I've had a Simply Lager kit bottled for 6 weeks now and am wondering how long is best to leave it to condition before it's at it's best. I've tried a few bottles and it has this strange lemon sherbet kind of taste that does seem to be dying down over time. It didn't taste like that before priming so I'm hoping it's just taking its time processing the priming sugar
Cheers
 
What temperature have you been conditioning at, and did you use table sugar (sucrose) or brewing sugar (dextrose) for priming? Also did you use the sugar as granules or as a boiled solution? Thanks.

A lemon fizz flavour may suggest additional acidity and might be secondary bacterial fermentation. That is unlikely though in a bottle conditioning situation unless conditioned at particularly warm temperatures- upper 20’s I’d estimate.

Bottle conditioning a lager would typically take two weeks at about 18 deg, longer if cooler.
 
What temperature have you been conditioning at, and did you use table sugar (sucrose) or brewing sugar (dextrose) for priming? Also did you use the sugar as granules or as a boiled solution? Thanks.

A lemon fizz flavour may suggest additional acidity and might be secondary bacterial fermentation. That is unlikely though in a bottle conditioning situation unless conditioned at particularly warm temperatures- upper 20’s I’d estimate.

Bottle conditioning a lager would typically take two weeks at about 18 deg, longer if cooler.
Thanks for the reply

I just used granulated sugar for priming and didn't dissolve it. My house didn't get over 15C while it was carbonating so I'm wondering if the sugar hadn't been fully used up after 2 weeks when I moved the bottles out to the shed

The bottles have been out in the shed since they finished carbing so definitely not in the upper 20s for temperature.

The lemon taste isn't unpleasant, it just tastes more like a shandy than a lager at this point. It does seem to be fading so I'm hoping it'll be more lager like after another month or two.
 
Sucrose will take considerable longer to be metabolised by the yeast, due to it being a disaccharide and the first step in metabolism requiring cleavage by an extracellular invertase (β-fructofuranosidase, EC 3.2.1.26) into glucose and fructose. the subsequent sugars then diffuse into the cells but also into the beer. After fermentation on a maltose/maltotiose rich wort, this also requires gene upregulation which the residual yeast in the beer will take longer to adapt to and expand sufficiently in biomass to make use of the sugars. There’s also the issue that the oxygen introduced with bottling changes entirely how the yeast metabolise the sugar till the oxygen is depleted - by growing in number rather than creating CO2 through an anaerobic fermentation pathway.

Short version is that it will take considerably longer to bottle condition a lager with sucrose sugar. If possible I suggest you bring the beers into somewhere with high teens/low 20s temp for about 4 days then cool again for at least a week.
 
Sucrose will take considerable longer to be metabolised by the yeast, due to it being a disaccharide and the first step in metabolism requiring cleavage by an extracellular invertase (β-fructofuranosidase, EC 3.2.1.26) into glucose and fructose. the subsequent sugars then diffuse into the cells but also into the beer. After fermentation on a maltose/maltotiose rich wort, this also requires gene upregulation which the residual yeast in the beer will take longer to adapt to and expand sufficiently in biomass to make use of the sugars. There’s also the issue that the oxygen introduced with bottling changes entirely how the yeast metabolise the sugar till the oxygen is depleted - by growing in number rather than creating CO2 through an anaerobic fermentation pathway.

Short version is that it will take considerably longer to bottle condition a lager with sucrose sugar. If possible I suggest you bring the beers into somewhere with high teens/low 20s temp for about 4 days then cool again for at least a week.
Thanks for that. I'll give that a go.
 
So I took DocAnna's advice and moved a bottle inside the house to test for a few days. Just cracked it open and the lemon taste has faded significantly and it's starting to taste like lager, it's not quite there yet but it's close. Thanks your help DocAnna.

-=-=-

**Assignment A**: Which temperatures or temperature ranges does the lager thread mention? List each one once.
**Assignment B**: Copy the lager thread word for word between "The bottles have" and "month or two.", inclusive.

**Stored records**:
-=-=-

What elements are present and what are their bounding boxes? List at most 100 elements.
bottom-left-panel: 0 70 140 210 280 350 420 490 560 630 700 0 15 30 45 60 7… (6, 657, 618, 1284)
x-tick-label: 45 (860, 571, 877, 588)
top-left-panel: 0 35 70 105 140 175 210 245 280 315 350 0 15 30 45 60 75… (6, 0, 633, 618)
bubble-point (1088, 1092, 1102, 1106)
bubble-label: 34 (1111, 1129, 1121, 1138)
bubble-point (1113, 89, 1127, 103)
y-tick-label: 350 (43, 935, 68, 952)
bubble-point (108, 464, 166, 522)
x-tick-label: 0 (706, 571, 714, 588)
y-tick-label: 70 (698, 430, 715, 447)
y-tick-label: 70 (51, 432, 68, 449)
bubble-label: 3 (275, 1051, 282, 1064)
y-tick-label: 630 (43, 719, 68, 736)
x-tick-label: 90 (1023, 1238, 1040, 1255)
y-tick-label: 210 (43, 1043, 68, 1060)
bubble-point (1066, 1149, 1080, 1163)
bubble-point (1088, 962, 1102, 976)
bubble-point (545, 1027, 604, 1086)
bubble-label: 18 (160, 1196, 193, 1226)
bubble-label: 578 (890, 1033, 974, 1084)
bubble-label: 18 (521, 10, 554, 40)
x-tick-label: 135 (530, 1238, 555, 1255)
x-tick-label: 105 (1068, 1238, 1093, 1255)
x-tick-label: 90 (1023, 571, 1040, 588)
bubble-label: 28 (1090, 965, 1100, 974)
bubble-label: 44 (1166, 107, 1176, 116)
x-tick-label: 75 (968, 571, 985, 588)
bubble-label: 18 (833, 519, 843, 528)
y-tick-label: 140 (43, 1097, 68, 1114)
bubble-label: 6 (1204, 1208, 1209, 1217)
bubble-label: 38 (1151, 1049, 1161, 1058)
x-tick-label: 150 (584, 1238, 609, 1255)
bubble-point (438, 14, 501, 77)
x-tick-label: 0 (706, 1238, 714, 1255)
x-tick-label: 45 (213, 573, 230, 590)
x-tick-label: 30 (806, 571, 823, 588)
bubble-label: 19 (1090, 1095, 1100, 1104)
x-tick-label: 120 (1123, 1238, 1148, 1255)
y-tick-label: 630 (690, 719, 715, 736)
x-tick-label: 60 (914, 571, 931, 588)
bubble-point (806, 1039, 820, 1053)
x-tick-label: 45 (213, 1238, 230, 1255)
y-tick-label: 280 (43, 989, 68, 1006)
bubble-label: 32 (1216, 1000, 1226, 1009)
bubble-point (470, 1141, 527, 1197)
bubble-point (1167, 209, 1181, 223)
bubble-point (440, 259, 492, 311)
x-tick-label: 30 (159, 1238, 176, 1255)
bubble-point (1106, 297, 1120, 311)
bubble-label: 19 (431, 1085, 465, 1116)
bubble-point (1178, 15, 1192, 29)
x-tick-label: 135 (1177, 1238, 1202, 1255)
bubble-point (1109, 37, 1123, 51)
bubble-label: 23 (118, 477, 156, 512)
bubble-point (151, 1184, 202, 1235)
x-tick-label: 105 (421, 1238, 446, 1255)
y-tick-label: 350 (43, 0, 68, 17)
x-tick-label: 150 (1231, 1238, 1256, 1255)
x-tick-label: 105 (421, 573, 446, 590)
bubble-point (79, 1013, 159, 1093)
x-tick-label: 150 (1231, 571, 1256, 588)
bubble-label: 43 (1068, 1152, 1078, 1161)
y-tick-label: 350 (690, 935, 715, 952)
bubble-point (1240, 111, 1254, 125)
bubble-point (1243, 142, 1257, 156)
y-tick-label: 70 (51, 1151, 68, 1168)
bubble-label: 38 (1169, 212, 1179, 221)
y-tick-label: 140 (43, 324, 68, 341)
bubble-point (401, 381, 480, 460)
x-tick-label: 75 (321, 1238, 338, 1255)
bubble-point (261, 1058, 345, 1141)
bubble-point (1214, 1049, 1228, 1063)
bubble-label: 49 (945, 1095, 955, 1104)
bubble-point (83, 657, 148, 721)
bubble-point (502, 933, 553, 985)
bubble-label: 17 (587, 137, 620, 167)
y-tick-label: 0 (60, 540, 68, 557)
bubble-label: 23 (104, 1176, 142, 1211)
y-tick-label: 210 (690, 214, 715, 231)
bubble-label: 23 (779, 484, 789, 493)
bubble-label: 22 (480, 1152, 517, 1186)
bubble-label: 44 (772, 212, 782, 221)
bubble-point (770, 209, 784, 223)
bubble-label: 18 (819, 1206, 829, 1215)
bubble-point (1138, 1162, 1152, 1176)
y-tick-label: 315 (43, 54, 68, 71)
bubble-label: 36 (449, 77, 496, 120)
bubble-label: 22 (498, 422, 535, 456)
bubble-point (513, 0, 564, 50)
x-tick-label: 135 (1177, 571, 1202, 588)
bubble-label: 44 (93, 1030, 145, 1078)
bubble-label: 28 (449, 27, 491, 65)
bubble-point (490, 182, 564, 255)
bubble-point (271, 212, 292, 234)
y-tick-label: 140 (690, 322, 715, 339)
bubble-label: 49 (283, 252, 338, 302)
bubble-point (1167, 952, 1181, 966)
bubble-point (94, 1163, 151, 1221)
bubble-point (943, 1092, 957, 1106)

-=-=-

**Your solution A**:
- upper 20's
- about 18 deg
- 15C
- high teens/low 20s

**Your solution B**:
The bottles have been out in the shed since they finished carbing so definitely not in the upper 20s for temperature.

The lemon taste isn't unpleasant, it just tastes more like a shandy than a lager at this point. It does seem to be fading so I'm hoping it'll be more lager like after another month or two.